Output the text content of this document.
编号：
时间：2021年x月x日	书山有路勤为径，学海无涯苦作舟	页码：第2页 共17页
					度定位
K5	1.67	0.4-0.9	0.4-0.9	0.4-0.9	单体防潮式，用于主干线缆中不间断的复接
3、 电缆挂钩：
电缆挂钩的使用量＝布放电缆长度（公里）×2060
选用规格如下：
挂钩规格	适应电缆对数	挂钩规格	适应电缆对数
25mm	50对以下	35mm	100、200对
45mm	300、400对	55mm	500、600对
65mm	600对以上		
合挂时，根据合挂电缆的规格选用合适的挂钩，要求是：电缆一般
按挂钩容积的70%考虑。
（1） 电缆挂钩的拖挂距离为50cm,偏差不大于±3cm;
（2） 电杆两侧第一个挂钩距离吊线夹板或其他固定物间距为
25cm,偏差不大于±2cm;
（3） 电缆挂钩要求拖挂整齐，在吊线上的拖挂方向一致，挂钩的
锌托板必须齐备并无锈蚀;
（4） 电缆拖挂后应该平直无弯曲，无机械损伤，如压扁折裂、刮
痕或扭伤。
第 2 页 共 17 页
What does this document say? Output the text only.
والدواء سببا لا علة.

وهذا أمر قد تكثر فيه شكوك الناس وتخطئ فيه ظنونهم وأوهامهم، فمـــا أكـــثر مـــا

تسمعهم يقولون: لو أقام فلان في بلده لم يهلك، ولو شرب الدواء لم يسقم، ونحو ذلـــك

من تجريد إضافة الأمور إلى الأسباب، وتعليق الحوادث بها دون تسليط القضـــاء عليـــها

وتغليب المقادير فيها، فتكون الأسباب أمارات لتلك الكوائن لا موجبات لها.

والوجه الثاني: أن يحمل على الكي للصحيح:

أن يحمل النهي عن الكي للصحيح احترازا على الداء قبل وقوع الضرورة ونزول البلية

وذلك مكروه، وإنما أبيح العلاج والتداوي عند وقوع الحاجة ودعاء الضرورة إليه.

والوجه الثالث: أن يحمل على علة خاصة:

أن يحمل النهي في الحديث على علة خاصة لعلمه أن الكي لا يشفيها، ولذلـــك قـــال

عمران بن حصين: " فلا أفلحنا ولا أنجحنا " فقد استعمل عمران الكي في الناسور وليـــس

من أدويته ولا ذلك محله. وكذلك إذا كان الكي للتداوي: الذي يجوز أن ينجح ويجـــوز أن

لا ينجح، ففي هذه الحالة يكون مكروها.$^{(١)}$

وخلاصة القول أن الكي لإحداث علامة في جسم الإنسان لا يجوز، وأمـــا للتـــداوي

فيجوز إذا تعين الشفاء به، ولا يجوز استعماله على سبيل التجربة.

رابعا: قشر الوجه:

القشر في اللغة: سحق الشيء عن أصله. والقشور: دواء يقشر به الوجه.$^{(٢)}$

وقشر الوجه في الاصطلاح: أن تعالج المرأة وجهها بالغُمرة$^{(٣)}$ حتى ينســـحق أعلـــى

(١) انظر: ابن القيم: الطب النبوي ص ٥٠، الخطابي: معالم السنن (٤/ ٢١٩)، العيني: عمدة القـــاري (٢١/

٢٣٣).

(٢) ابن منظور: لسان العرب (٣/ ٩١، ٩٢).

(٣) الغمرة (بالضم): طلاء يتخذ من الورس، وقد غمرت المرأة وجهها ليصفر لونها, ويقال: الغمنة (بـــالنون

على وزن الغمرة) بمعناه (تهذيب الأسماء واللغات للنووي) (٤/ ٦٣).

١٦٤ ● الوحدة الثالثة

*-*-*

_EXERCISE_
Return each line of the records above exactly as it reads.

_ANSWER TO THIS PROBLEM_
Output the text content of this document.
编号：
时间：2021年x月x日	书山有路勤为径，学海无涯苦作舟	页码：第2页 共17页
					度定位
K5	1.67	0.4-0.9	0.4-0.9	0.4-0.9	单体防潮式，用于主干线缆中不间断的复接
3、 电缆挂钩：
电缆挂钩的使用量＝布放电缆长度（公里）×2060
选用规格如下：
挂钩规格	适应电缆对数	挂钩规格	适应电缆对数
25mm	50对以下	35mm	100、200对
45mm	300、400对	55mm	500、600对
65mm	600对以上		
合挂时，根据合挂电缆的规格选用合适的挂钩，要求是：电缆一般
按挂钩容积的70%考虑。
（1） 电缆挂钩的拖挂距离为50cm,偏差不大于±3cm;
（2） 电杆两侧第一个挂钩距离吊线夹板或其他固定物间距为
25cm,偏差不大于±2cm;
（3） 电缆挂钩要求拖挂整齐，在吊线上的拖挂方向一致，挂钩的
锌托板必须齐备并无锈蚀;
（4） 电缆拖挂后应该平直无弯曲，无机械损伤，如压扁折裂、刮
痕或扭伤。
第 2 页 共 17 页
What does this document say? Output the text only.
والدواء سببا لا علة.

وهذا أمر قد تكثر فيه شكوك الناس وتخطئ فيه ظنونهم وأوهامهم، فمـــا أكـــثر مـــا

تسمعهم يقولون: لو أقام فلان في بلده لم يهلك، ولو شرب الدواء لم يسقم، ونحو ذلـــك

من تجريد إضافة الأمور إلى الأسباب، وتعليق الحوادث بها دون تسليط القضـــاء عليـــها

وتغليب المقادير فيها، فتكون الأسباب أمارات لتلك الكوائن لا موجبات لها.

والوجه الثاني: أن يحمل على الكي للصحيح:

أن يحمل النهي عن الكي للصحيح احترازا على الداء قبل وقوع الضرورة ونزول البلية

وذلك مكروه، وإنما أبيح العلاج والتداوي عند وقوع الحاجة ودعاء الضرورة إليه.

والوجه الثالث: أن يحمل على علة خاصة:

أن يحمل النهي في الحديث على علة خاصة لعلمه أن الكي لا يشفيها، ولذلـــك قـــال

عمران بن حصين: " فلا أفلحنا ولا أنجحنا " فقد استعمل عمران الكي في الناسور وليـــس

من أدويته ولا ذلك محله. وكذلك إذا كان الكي للتداوي: الذي يجوز أن ينجح ويجـــوز أن

لا ينجح، ففي هذه الحالة يكون مكروها.$^{(١)}$

وخلاصة القول أن الكي لإحداث علامة في جسم الإنسان لا يجوز، وأمـــا للتـــداوي

فيجوز إذا تعين الشفاء به، ولا يجوز استعماله على سبيل التجربة.

رابعا: قشر الوجه:

القشر في اللغة: سحق الشيء عن أصله. والقشور: دواء يقشر به الوجه.$^{(٢)}$

وقشر الوجه في الاصطلاح: أن تعالج المرأة وجهها بالغُمرة$^{(٣)}$ حتى ينســـحق أعلـــى

(١) انظر: ابن القيم: الطب النبوي ص ٥٠، الخطابي: معالم السنن (٤/ ٢١٩)، العيني: عمدة القـــاري (٢١/

٢٣٣).

(٢) ابن منظور: لسان العرب (٣/ ٩١، ٩٢).

(٣) الغمرة (بالضم): طلاء يتخذ من الورس، وقد غمرت المرأة وجهها ليصفر لونها, ويقال: الغمنة (بـــالنون

على وزن الغمرة) بمعناه (تهذيب الأسماء واللغات للنووي) (٤/ ٦٣).

١٦٤ ● الوحدة الثالثة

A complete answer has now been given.